● **THE EXERCISE**
Your task is to write out the complete listing exactly as it is shown.

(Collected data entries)
________________

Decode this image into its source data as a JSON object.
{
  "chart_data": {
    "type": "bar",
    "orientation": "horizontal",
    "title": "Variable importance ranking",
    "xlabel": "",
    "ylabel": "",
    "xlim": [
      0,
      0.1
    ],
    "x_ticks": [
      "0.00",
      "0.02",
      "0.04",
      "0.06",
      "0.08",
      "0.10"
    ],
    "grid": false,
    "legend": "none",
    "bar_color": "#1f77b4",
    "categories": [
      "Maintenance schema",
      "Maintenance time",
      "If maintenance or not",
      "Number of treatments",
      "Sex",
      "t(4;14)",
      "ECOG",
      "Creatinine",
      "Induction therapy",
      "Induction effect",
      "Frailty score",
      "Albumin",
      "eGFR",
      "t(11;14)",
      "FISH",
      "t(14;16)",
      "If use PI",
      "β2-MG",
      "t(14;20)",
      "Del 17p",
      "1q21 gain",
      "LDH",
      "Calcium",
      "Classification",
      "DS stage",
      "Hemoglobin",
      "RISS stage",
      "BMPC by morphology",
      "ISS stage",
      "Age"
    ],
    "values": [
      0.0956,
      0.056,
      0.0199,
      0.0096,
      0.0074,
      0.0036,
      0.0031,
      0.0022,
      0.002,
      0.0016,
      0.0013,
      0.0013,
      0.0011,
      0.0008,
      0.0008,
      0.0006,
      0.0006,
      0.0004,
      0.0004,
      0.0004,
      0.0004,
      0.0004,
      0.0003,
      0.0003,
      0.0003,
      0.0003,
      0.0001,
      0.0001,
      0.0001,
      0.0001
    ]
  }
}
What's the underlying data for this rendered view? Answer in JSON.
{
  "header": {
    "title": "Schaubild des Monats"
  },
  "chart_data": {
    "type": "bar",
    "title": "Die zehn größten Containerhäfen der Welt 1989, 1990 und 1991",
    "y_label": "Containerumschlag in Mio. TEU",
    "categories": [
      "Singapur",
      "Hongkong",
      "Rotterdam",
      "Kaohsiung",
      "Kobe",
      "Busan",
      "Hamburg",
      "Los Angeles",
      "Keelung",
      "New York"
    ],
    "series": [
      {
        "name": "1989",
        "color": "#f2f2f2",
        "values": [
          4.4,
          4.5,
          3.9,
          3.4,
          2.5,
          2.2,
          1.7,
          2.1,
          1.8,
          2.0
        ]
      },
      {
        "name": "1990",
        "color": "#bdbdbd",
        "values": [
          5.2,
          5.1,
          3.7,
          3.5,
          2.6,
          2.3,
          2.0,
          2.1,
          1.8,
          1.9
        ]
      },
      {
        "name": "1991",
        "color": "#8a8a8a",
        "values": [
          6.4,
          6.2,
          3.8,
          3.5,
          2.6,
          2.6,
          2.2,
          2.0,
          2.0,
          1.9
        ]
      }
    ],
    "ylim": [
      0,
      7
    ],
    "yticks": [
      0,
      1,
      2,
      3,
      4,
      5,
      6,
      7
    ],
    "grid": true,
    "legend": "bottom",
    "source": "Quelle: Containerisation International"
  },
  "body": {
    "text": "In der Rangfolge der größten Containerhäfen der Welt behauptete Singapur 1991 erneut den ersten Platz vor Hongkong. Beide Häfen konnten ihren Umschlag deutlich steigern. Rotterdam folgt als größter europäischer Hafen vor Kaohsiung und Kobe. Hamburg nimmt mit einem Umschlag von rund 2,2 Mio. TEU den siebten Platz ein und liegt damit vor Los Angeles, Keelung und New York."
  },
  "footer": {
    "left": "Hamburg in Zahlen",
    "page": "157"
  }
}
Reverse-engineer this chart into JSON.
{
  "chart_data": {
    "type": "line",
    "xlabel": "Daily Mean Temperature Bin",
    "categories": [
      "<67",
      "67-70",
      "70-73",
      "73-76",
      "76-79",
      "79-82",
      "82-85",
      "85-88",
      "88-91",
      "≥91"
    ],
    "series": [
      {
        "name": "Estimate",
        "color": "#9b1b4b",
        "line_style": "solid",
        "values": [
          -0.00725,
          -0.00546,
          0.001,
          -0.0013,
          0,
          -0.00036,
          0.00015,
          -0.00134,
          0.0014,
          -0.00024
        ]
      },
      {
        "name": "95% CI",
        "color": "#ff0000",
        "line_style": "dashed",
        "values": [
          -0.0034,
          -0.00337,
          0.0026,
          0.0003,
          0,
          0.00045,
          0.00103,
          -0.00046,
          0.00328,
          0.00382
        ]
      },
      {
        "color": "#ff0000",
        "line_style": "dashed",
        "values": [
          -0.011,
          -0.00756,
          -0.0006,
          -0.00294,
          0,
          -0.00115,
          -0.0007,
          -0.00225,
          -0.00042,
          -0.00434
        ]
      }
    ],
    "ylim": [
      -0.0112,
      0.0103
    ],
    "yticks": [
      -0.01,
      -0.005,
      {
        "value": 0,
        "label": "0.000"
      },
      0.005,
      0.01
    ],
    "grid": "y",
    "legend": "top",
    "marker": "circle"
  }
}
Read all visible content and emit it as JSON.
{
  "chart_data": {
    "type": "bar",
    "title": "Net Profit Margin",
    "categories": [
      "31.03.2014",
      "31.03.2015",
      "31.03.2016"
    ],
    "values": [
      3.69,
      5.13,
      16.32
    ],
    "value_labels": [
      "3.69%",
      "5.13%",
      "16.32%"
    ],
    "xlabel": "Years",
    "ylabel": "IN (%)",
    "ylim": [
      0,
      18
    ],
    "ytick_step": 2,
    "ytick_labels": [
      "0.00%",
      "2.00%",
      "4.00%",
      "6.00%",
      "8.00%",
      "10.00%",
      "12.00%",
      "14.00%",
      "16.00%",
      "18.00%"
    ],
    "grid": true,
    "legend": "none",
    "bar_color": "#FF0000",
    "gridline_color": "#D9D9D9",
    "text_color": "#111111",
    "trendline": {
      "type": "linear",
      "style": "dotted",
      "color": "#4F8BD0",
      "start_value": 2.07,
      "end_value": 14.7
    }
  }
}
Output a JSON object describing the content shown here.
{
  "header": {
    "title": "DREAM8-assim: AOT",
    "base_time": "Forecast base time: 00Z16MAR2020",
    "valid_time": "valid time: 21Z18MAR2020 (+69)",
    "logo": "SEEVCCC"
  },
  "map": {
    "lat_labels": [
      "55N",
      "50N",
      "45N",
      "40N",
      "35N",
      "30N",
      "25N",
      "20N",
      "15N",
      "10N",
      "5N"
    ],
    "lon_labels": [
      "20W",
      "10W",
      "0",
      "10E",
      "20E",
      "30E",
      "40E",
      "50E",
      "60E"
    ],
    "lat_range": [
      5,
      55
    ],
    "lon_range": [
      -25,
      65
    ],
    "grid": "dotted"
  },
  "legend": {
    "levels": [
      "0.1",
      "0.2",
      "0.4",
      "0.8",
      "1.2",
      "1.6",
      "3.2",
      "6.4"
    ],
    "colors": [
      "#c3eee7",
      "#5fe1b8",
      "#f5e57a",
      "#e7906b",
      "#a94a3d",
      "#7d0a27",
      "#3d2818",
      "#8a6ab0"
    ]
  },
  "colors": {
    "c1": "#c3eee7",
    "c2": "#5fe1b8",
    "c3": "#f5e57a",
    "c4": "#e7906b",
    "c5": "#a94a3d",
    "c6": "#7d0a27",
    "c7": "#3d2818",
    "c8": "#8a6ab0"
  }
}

________________

● **CORRECT RESULT**
Decode this image into its source data as a JSON object.
{
  "chart_data": {
    "type": "bar",
    "orientation": "horizontal",
    "title": "Variable importance ranking",
    "xlabel": "",
    "ylabel": "",
    "xlim": [
      0,
      0.1
    ],
    "x_ticks": [
      "0.00",
      "0.02",
      "0.04",
      "0.06",
      "0.08",
      "0.10"
    ],
    "grid": false,
    "legend": "none",
    "bar_color": "#1f77b4",
    "categories": [
      "Maintenance schema",
      "Maintenance time",
      "If maintenance or not",
      "Number of treatments",
      "Sex",
      "t(4;14)",
      "ECOG",
      "Creatinine",
      "Induction therapy",
      "Induction effect",
      "Frailty score",
      "Albumin",
      "eGFR",
      "t(11;14)",
      "FISH",
      "t(14;16)",
      "If use PI",
      "β2-MG",
      "t(14;20)",
      "Del 17p",
      "1q21 gain",
      "LDH",
      "Calcium",
      "Classification",
      "DS stage",
      "Hemoglobin",
      "RISS stage",
      "BMPC by morphology",
      "ISS stage",
      "Age"
    ],
    "values": [
      0.0956,
      0.056,
      0.0199,
      0.0096,
      0.0074,
      0.0036,
      0.0031,
      0.0022,
      0.002,
      0.0016,
      0.0013,
      0.0013,
      0.0011,
      0.0008,
      0.0008,
      0.0006,
      0.0006,
      0.0004,
      0.0004,
      0.0004,
      0.0004,
      0.0004,
      0.0003,
      0.0003,
      0.0003,
      0.0003,
      0.0001,
      0.0001,
      0.0001,
      0.0001
    ]
  }
}
What's the underlying data for this rendered view? Answer in JSON.
{
  "header": {
    "title": "Schaubild des Monats"
  },
  "chart_data": {
    "type": "bar",
    "title": "Die zehn größten Containerhäfen der Welt 1989, 1990 und 1991",
    "y_label": "Containerumschlag in Mio. TEU",
    "categories": [
      "Singapur",
      "Hongkong",
      "Rotterdam",
      "Kaohsiung",
      "Kobe",
      "Busan",
      "Hamburg",
      "Los Angeles",
      "Keelung",
      "New York"
    ],
    "series": [
      {
        "name": "1989",
        "color": "#f2f2f2",
        "values": [
          4.4,
          4.5,
          3.9,
          3.4,
          2.5,
          2.2,
          1.7,
          2.1,
          1.8,
          2.0
        ]
      },
      {
        "name": "1990",
        "color": "#bdbdbd",
        "values": [
          5.2,
          5.1,
          3.7,
          3.5,
          2.6,
          2.3,
          2.0,
          2.1,
          1.8,
          1.9
        ]
      },
      {
        "name": "1991",
        "color": "#8a8a8a",
        "values": [
          6.4,
          6.2,
          3.8,
          3.5,
          2.6,
          2.6,
          2.2,
          2.0,
          2.0,
          1.9
        ]
      }
    ],
    "ylim": [
      0,
      7
    ],
    "yticks": [
      0,
      1,
      2,
      3,
      4,
      5,
      6,
      7
    ],
    "grid": true,
    "legend": "bottom",
    "source": "Quelle: Containerisation International"
  },
  "body": {
    "text": "In der Rangfolge der größten Containerhäfen der Welt behauptete Singapur 1991 erneut den ersten Platz vor Hongkong. Beide Häfen konnten ihren Umschlag deutlich steigern. Rotterdam folgt als größter europäischer Hafen vor Kaohsiung und Kobe. Hamburg nimmt mit einem Umschlag von rund 2,2 Mio. TEU den siebten Platz ein und liegt damit vor Los Angeles, Keelung und New York."
  },
  "footer": {
    "left": "Hamburg in Zahlen",
    "page": "157"
  }
}
Reverse-engineer this chart into JSON.
{
  "chart_data": {
    "type": "line",
    "xlabel": "Daily Mean Temperature Bin",
    "categories": [
      "<67",
      "67-70",
      "70-73",
      "73-76",
      "76-79",
      "79-82",
      "82-85",
      "85-88",
      "88-91",
      "≥91"
    ],
    "series": [
      {
        "name": "Estimate",
        "color": "#9b1b4b",
        "line_style": "solid",
        "values": [
          -0.00725,
          -0.00546,
          0.001,
          -0.0013,
          0,
          -0.00036,
          0.00015,
          -0.00134,
          0.0014,
          -0.00024
        ]
      },
      {
        "name": "95% CI",
        "color": "#ff0000",
        "line_style": "dashed",
        "values": [
          -0.0034,
          -0.00337,
          0.0026,
          0.0003,
          0,
          0.00045,
          0.00103,
          -0.00046,
          0.00328,
          0.00382
        ]
      },
      {
        "color": "#ff0000",
        "line_style": "dashed",
        "values": [
          -0.011,
          -0.00756,
          -0.0006,
          -0.00294,
          0,
          -0.00115,
          -0.0007,
          -0.00225,
          -0.00042,
          -0.00434
        ]
      }
    ],
    "ylim": [
      -0.0112,
      0.0103
    ],
    "yticks": [
      -0.01,
      -0.005,
      {
        "value": 0,
        "label": "0.000"
      },
      0.005,
      0.01
    ],
    "grid": "y",
    "legend": "top",
    "marker": "circle"
  }
}
Read all visible content and emit it as JSON.
{
  "chart_data": {
    "type": "bar",
    "title": "Net Profit Margin",
    "categories": [
      "31.03.2014",
      "31.03.2015",
      "31.03.2016"
    ],
    "values": [
      3.69,
      5.13,
      16.32
    ],
    "value_labels": [
      "3.69%",
      "5.13%",
      "16.32%"
    ],
    "xlabel": "Years",
    "ylabel": "IN (%)",
    "ylim": [
      0,
      18
    ],
    "ytick_step": 2,
    "ytick_labels": [
      "0.00%",
      "2.00%",
      "4.00%",
      "6.00%",
      "8.00%",
      "10.00%",
      "12.00%",
      "14.00%",
      "16.00%",
      "18.00%"
    ],
    "grid": true,
    "legend": "none",
    "bar_color": "#FF0000",
    "gridline_color": "#D9D9D9",
    "text_color": "#111111",
    "trendline": {
      "type": "linear",
      "style": "dotted",
      "color": "#4F8BD0",
      "start_value": 2.07,
      "end_value": 14.7
    }
  }
}
Output a JSON object describing the content shown here.
{
  "header": {
    "title": "DREAM8-assim: AOT",
    "base_time": "Forecast base time: 00Z16MAR2020",
    "valid_time": "valid time: 21Z18MAR2020 (+69)",
    "logo": "SEEVCCC"
  },
  "map": {
    "lat_labels": [
      "55N",
      "50N",
      "45N",
      "40N",
      "35N",
      "30N",
      "25N",
      "20N",
      "15N",
      "10N",
      "5N"
    ],
    "lon_labels": [
      "20W",
      "10W",
      "0",
      "10E",
      "20E",
      "30E",
      "40E",
      "50E",
      "60E"
    ],
    "lat_range": [
      5,
      55
    ],
    "lon_range": [
      -25,
      65
    ],
    "grid": "dotted"
  },
  "legend": {
    "levels": [
      "0.1",
      "0.2",
      "0.4",
      "0.8",
      "1.2",
      "1.6",
      "3.2",
      "6.4"
    ],
    "colors": [
      "#c3eee7",
      "#5fe1b8",
      "#f5e57a",
      "#e7906b",
      "#a94a3d",
      "#7d0a27",
      "#3d2818",
      "#8a6ab0"
    ]
  },
  "colors": {
    "c1": "#c3eee7",
    "c2": "#5fe1b8",
    "c3": "#f5e57a",
    "c4": "#e7906b",
    "c5": "#a94a3d",
    "c6": "#7d0a27",
    "c7": "#3d2818",
    "c8": "#8a6ab0"
  }
}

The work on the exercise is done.